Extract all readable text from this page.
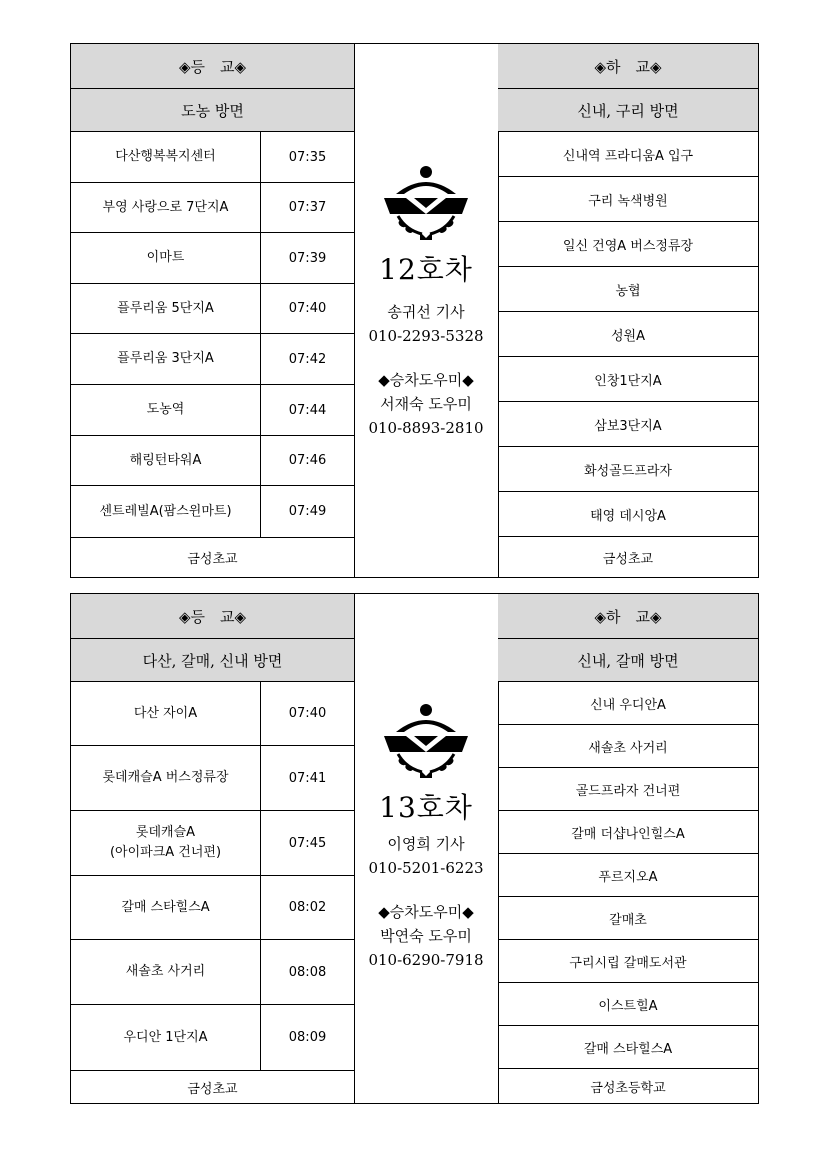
◈등　교◈
도농 방면
다산행복복지센터	07:35
부영 사랑으로 7단지A	07:37
이마트	07:39
플루리움 5단지A	07:40
플루리움 3단지A	07:42
도농역	07:44
해링턴타워A	07:46
센트레빌A(팜스윈마트)	07:49
금성초교
12호차
송귀선 기사
010-2293-5328
◆승차도우미◆
서재숙 도우미
010-8893-2810
◈하　교◈
신내, 구리 방면
신내역 프라디움A 입구
구리 녹색병원
일신 건영A 버스정류장
농협
성원A
인창1단지A
삼보3단지A
화성골드프라자
태영 데시앙A
금성초교
◈등　교◈
다산, 갈매, 신내 방면
다산 자이A	07:40
롯데캐슬A 버스정류장	07:41
롯데캐슬A
(아이파크A 건너편)
07:45
갈매 스타힐스A	08:02
새솔초 사거리	08:08
우디안 1단지A	08:09
금성초교
13호차
이영희 기사
010-5201-6223
◆승차도우미◆
박연숙 도우미
010-6290-7918
◈하　교◈
신내, 갈매 방면
신내 우디안A
새솔초 사거리
골드프라자 건너편
갈매 더샵나인힐스A
푸르지오A
갈매초
구리시립 갈매도서관
이스트힐A
갈매 스타힐스A
금성초등학교
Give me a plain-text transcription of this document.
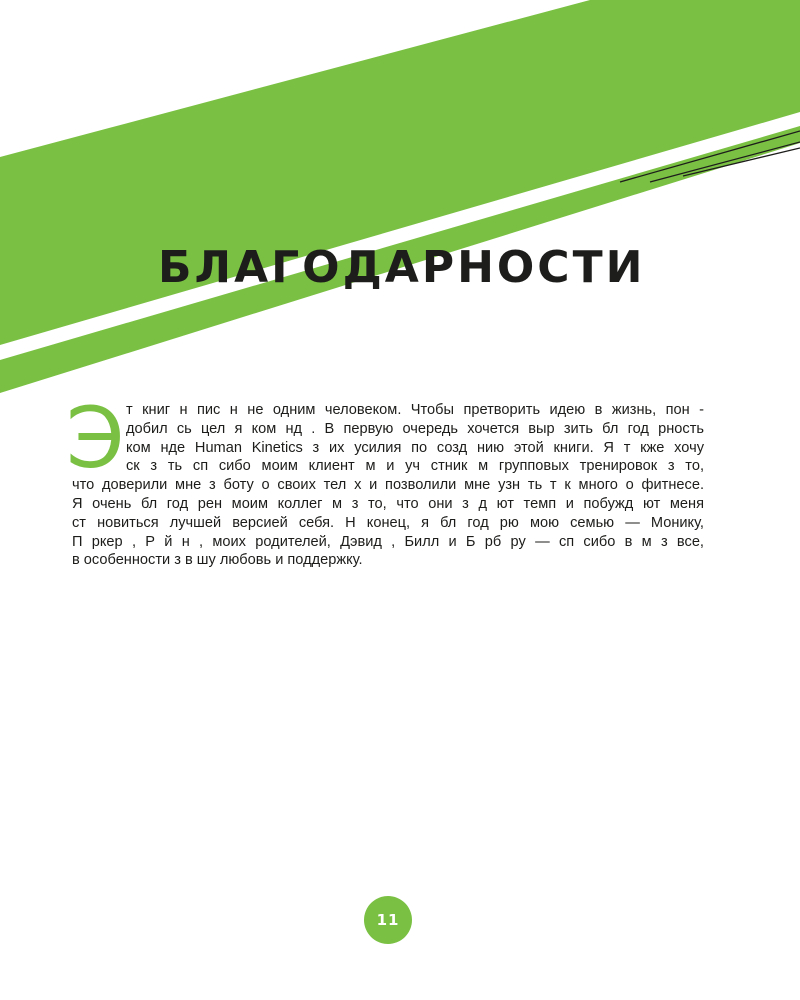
БЛАГОДАРНОСТИ
Э т книг н пис н не одним человеком. Чтобы претворить идею в жизнь, пон -
добил сь цел я ком нд . В первую очередь хочется выр зить бл год рность
ком нде Human Kinetics з их усилия по созд нию этой книги. Я т кже хочу
ск з ть сп сибо моим клиент м и уч стник м групповых тренировок з то,
что доверили мне з боту о своих тел х и позволили мне узн ть т к много о фитнесе.
Я очень бл год рен моим коллег м з то, что они з д ют темп и побужд ют меня
ст новиться лучшей версией себя. Н конец, я бл год рю мою семью — Монику,
П ркер , Р й н , моих родителей, Дэвид , Билл и Б рб ру — сп сибо в м з все,
в особенности з в шу любовь и поддержку.
11
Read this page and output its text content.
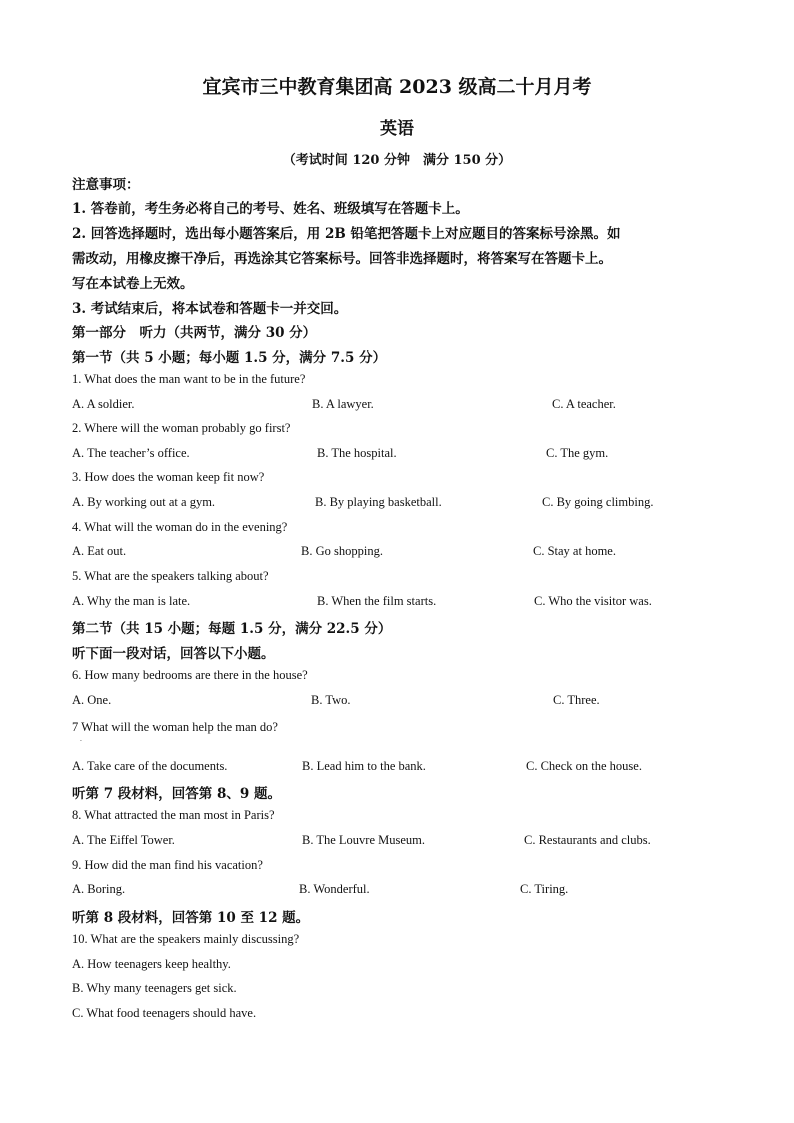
宜宾市三中教育集团高 2023 级高二十月月考
英语
（考试时间 120 分钟　满分 150 分）
注意事项：
1. 答卷前，考生务必将自己的考号、姓名、班级填写在答题卡上。
2. 回答选择题时，选出每小题答案后，用 2B 铅笔把答题卡上对应题目的答案标号涂黑。如
需改动，用橡皮擦干净后，再选涂其它答案标号。回答非选择题时，将答案写在答题卡上。
写在本试卷上无效。
3. 考试结束后，将本试卷和答题卡一并交回。
第一部分　听力（共两节，满分 30 分）
第一节（共 5 小题；每小题 1.5 分，满分 7.5 分）
1. What does the man want to be in the future?
A. A soldier.	B. A lawyer.	C. A teacher.
2. Where will the woman probably go first?
A. The teacher’s office.	B. The hospital.	C. The gym.
3. How does the woman keep fit now?
A. By working out at a gym.	B. By playing basketball.	C. By going climbing.
4. What will the woman do in the evening?
A. Eat out.	B. Go shopping.	C. Stay at home.
5. What are the speakers talking about?
A. Why the man is late.	B. When the film starts.	C. Who the visitor was.
第二节（共 15 小题；每题 1.5 分，满分 22.5 分）
听下面一段对话，回答以下小题。
6. How many bedrooms are there in the house?
A. One.	B. Two.	C. Three.
7 What will the woman help the man do?
.
A. Take care of the documents.	B. Lead him to the bank.	C. Check on the house.
听第 7 段材料，回答第 8、9 题。
8. What attracted the man most in Paris?
A. The Eiffel Tower.	B. The Louvre Museum.	C. Restaurants and clubs.
9. How did the man find his vacation?
A. Boring.	B. Wonderful.	C. Tiring.
听第 8 段材料，回答第 10 至 12 题。
10. What are the speakers mainly discussing?
A. How teenagers keep healthy.
B. Why many teenagers get sick.
C. What food teenagers should have.
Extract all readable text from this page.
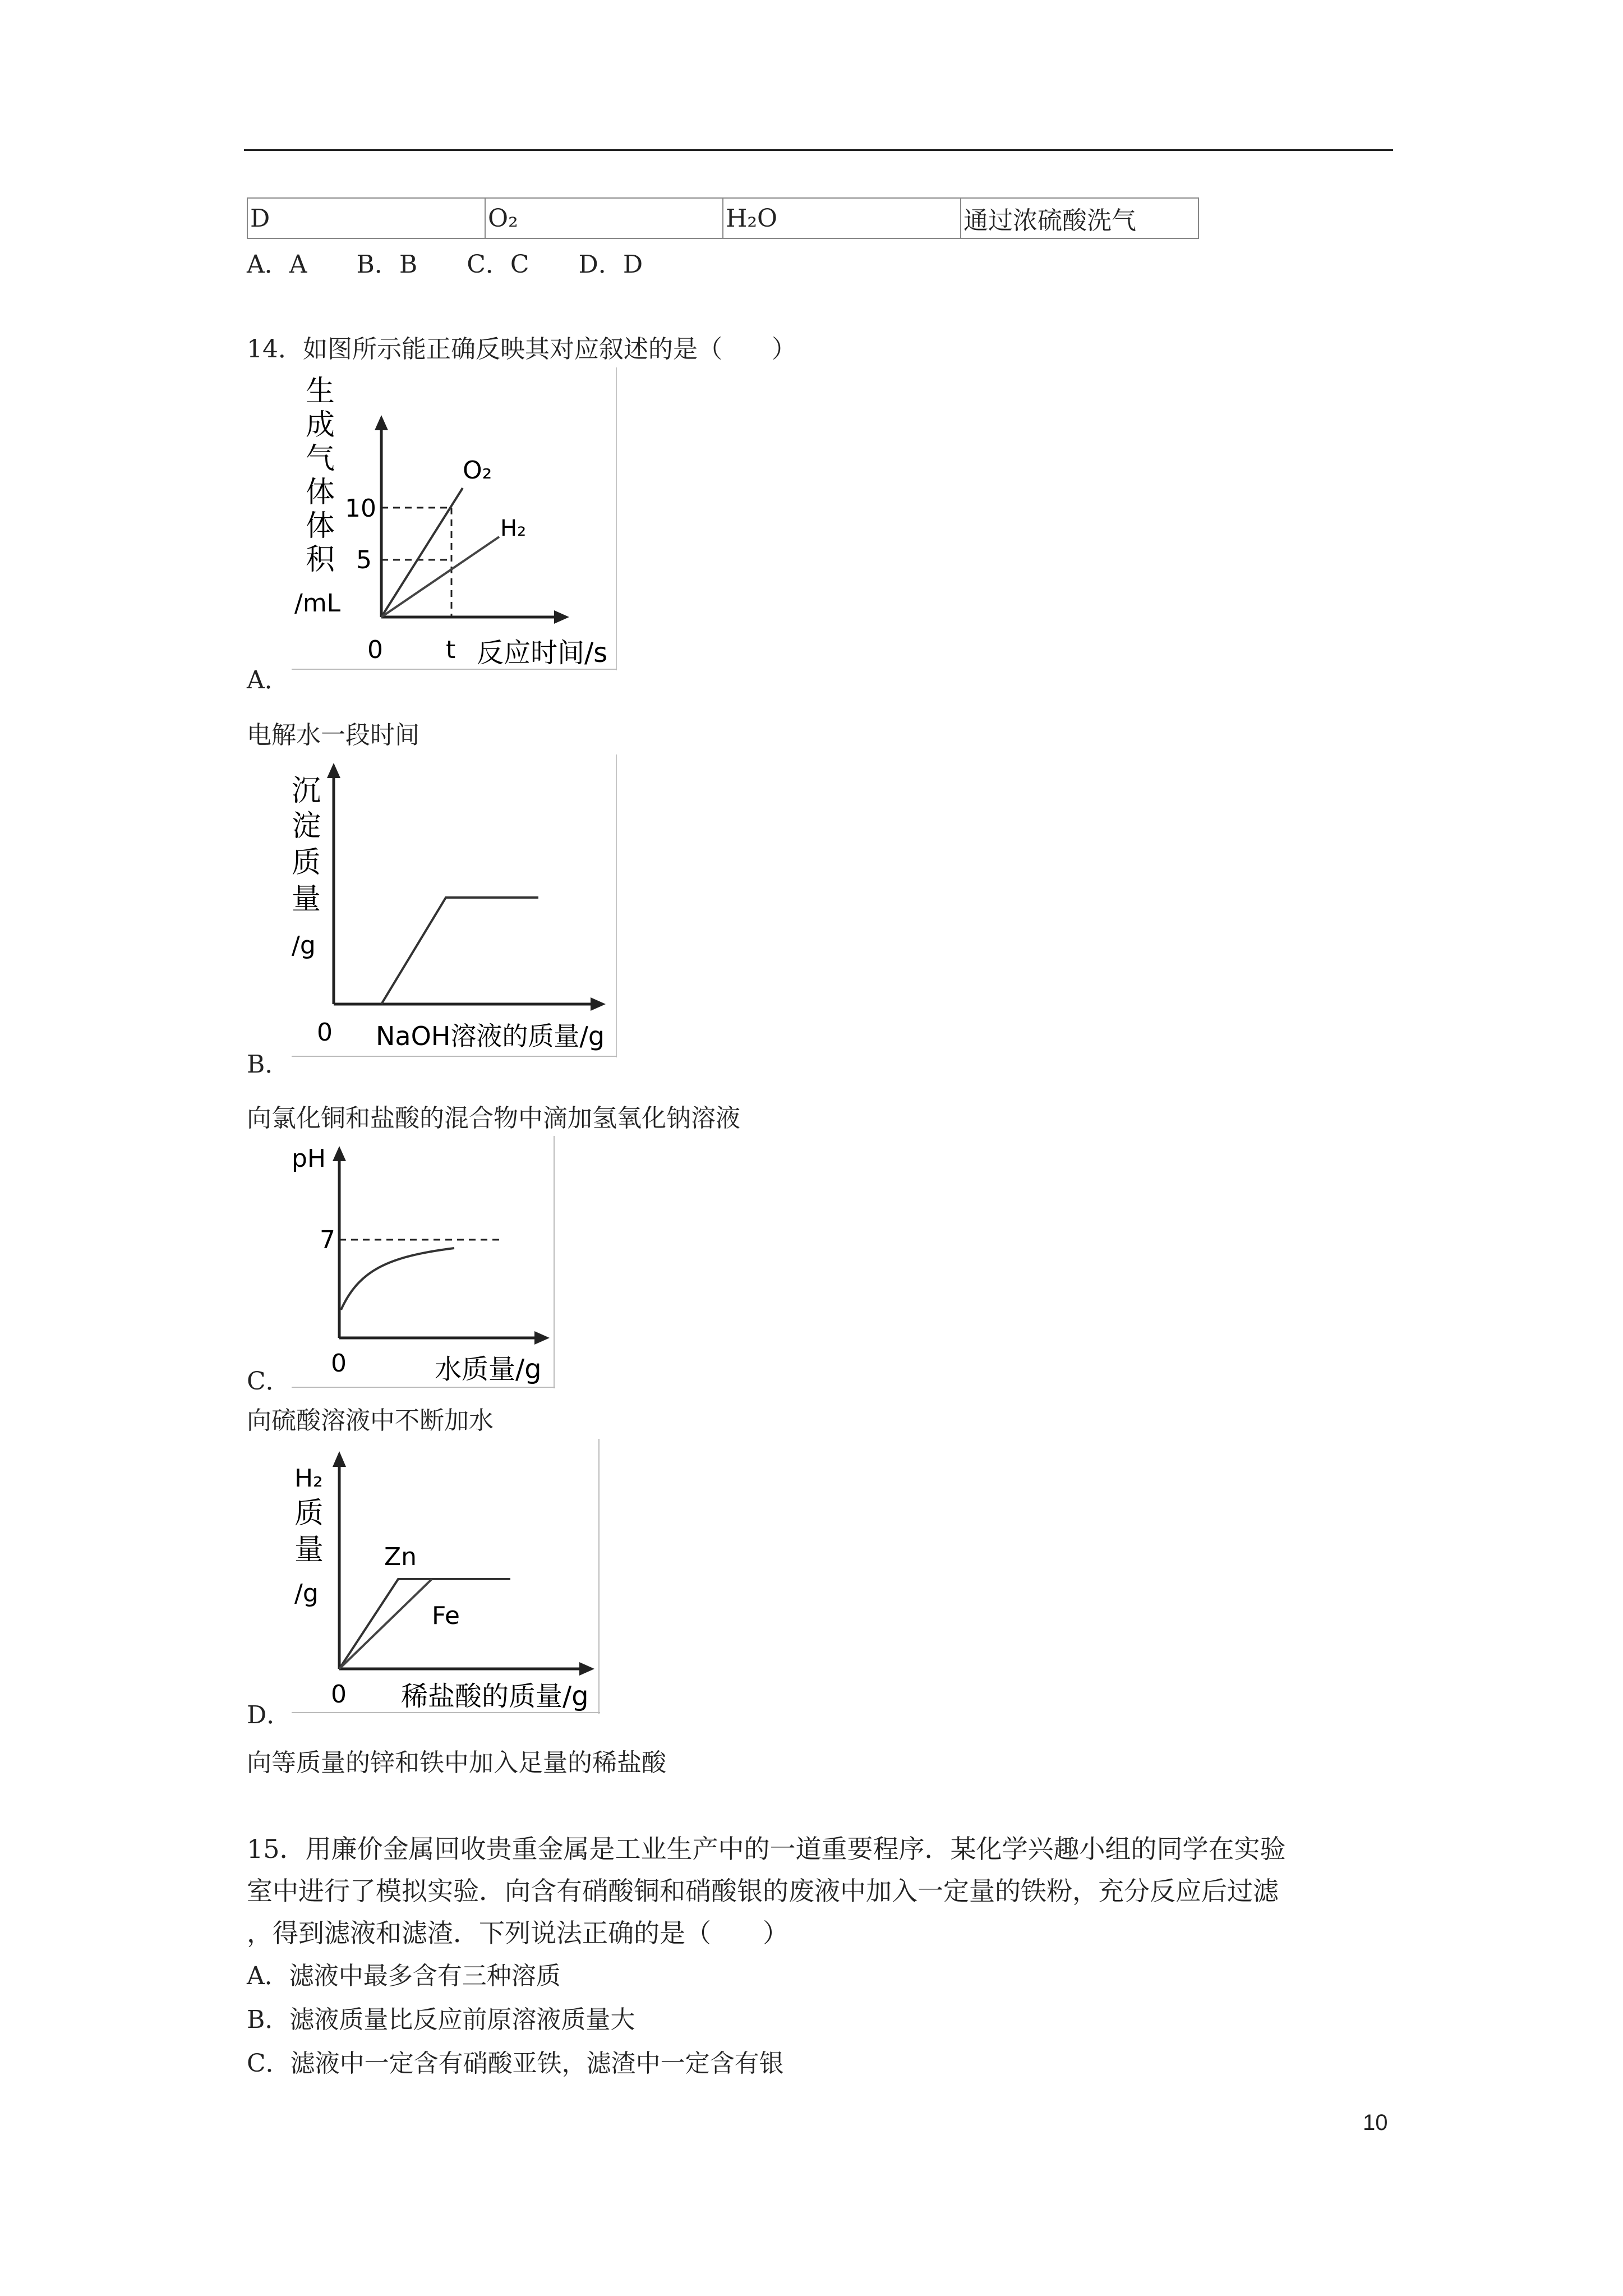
D	O₂	H₂O	通过浓硫酸洗气
A．A　　B．B　　C．C　　D．D
14．如图所示能正确反映其对应叙述的是（　　）
生
成
气
体
体
积
/mL
10
5
O₂
H₂
0	t 反应时间/s
A．
电解水一段时间
沉
淀
质
量
/g
0 NaOH溶液的质量/g
B．
向氯化铜和盐酸的混合物中滴加氢氧化钠溶液
pH
7
0	水质量/g
C．
向硫酸溶液中不断加水
H₂
质
量
/g
Zn
Fe
0 稀盐酸的质量/g
D．
向等质量的锌和铁中加入足量的稀盐酸
15．用廉价金属回收贵重金属是工业生产中的一道重要程序．某化学兴趣小组的同学在实验
室中进行了模拟实验．向含有硝酸铜和硝酸银的废液中加入一定量的铁粉，充分反应后过滤
，得到滤液和滤渣．下列说法正确的是（　　）
A．滤液中最多含有三种溶质
B．滤液质量比反应前原溶液质量大
C．滤液中一定含有硝酸亚铁，滤渣中一定含有银
10
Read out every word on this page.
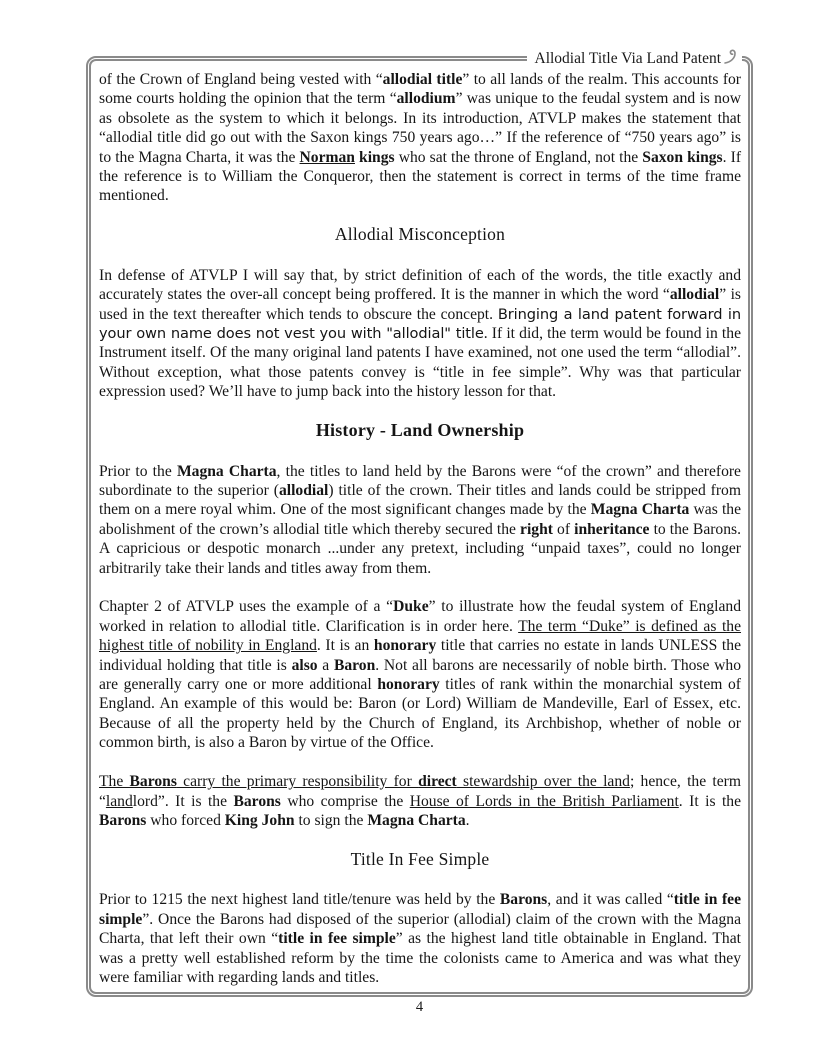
Allodial Title Via Land Patent

of the Crown of England being vested with “allodial title” to all lands of the realm. This accounts for some courts holding the opinion that the term “allodium” was unique to the feudal system and is now as obsolete as the system to which it belongs. In its introduction, ATVLP makes the statement that “allodial title did go out with the Saxon kings 750 years ago…” If the reference of “750 years ago” is to the Magna Charta, it was the Norman kings who sat the throne of England, not the Saxon kings. If the reference is to William the Conqueror, then the statement is correct in terms of the time frame mentioned.

Allodial Misconception

In defense of ATVLP I will say that, by strict definition of each of the words, the title exactly and accurately states the over-all concept being proffered. It is the manner in which the word “allodial” is used in the text thereafter which tends to obscure the concept. Bringing a land patent forward in your own name does not vest you with "allodial" title. If it did, the term would be found in the Instrument itself. Of the many original land patents I have examined, not one used the term “allodial”. Without exception, what those patents convey is “title in fee simple”. Why was that particular expression used? We’ll have to jump back into the history lesson for that.

History - Land Ownership

Prior to the Magna Charta, the titles to land held by the Barons were “of the crown” and therefore subordinate to the superior (allodial) title of the crown. Their titles and lands could be stripped from them on a mere royal whim. One of the most significant changes made by the Magna Charta was the abolishment of the crown’s allodial title which thereby secured the right of inheritance to the Barons. A capricious or despotic monarch ...under any pretext, including “unpaid taxes”, could no longer arbitrarily take their lands and titles away from them.

Chapter 2 of ATVLP uses the example of a “Duke” to illustrate how the feudal system of England worked in relation to allodial title. Clarification is in order here. The term “Duke” is defined as the highest title of nobility in England. It is an honorary title that carries no estate in lands UNLESS the individual holding that title is also a Baron. Not all barons are necessarily of noble birth. Those who are generally carry one or more additional honorary titles of rank within the monarchial system of England. An example of this would be: Baron (or Lord) William de Mandeville, Earl of Essex, etc. Because of all the property held by the Church of England, its Archbishop, whether of noble or common birth, is also a Baron by virtue of the Office.

The Barons carry the primary responsibility for direct stewardship over the land; hence, the term “landlord”. It is the Barons who comprise the House of Lords in the British Parliament. It is the Barons who forced King John to sign the Magna Charta.

Title In Fee Simple

Prior to 1215 the next highest land title/tenure was held by the Barons, and it was called “title in fee simple”. Once the Barons had disposed of the superior (allodial) claim of the crown with the Magna Charta, that left their own “title in fee simple” as the highest land title obtainable in England. That was a pretty well established reform by the time the colonists came to America and was what they were familiar with regarding lands and titles.

4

## WHAT YOU ARE ASKED TO DO
In the listing above, find each line with the word "woman" and copy it.

## FULL SOLUTION
2. Where will the woman probably go first?
3. How does the woman keep fit now?
4. What will the woman do in the evening?
7 What will the woman help the man do?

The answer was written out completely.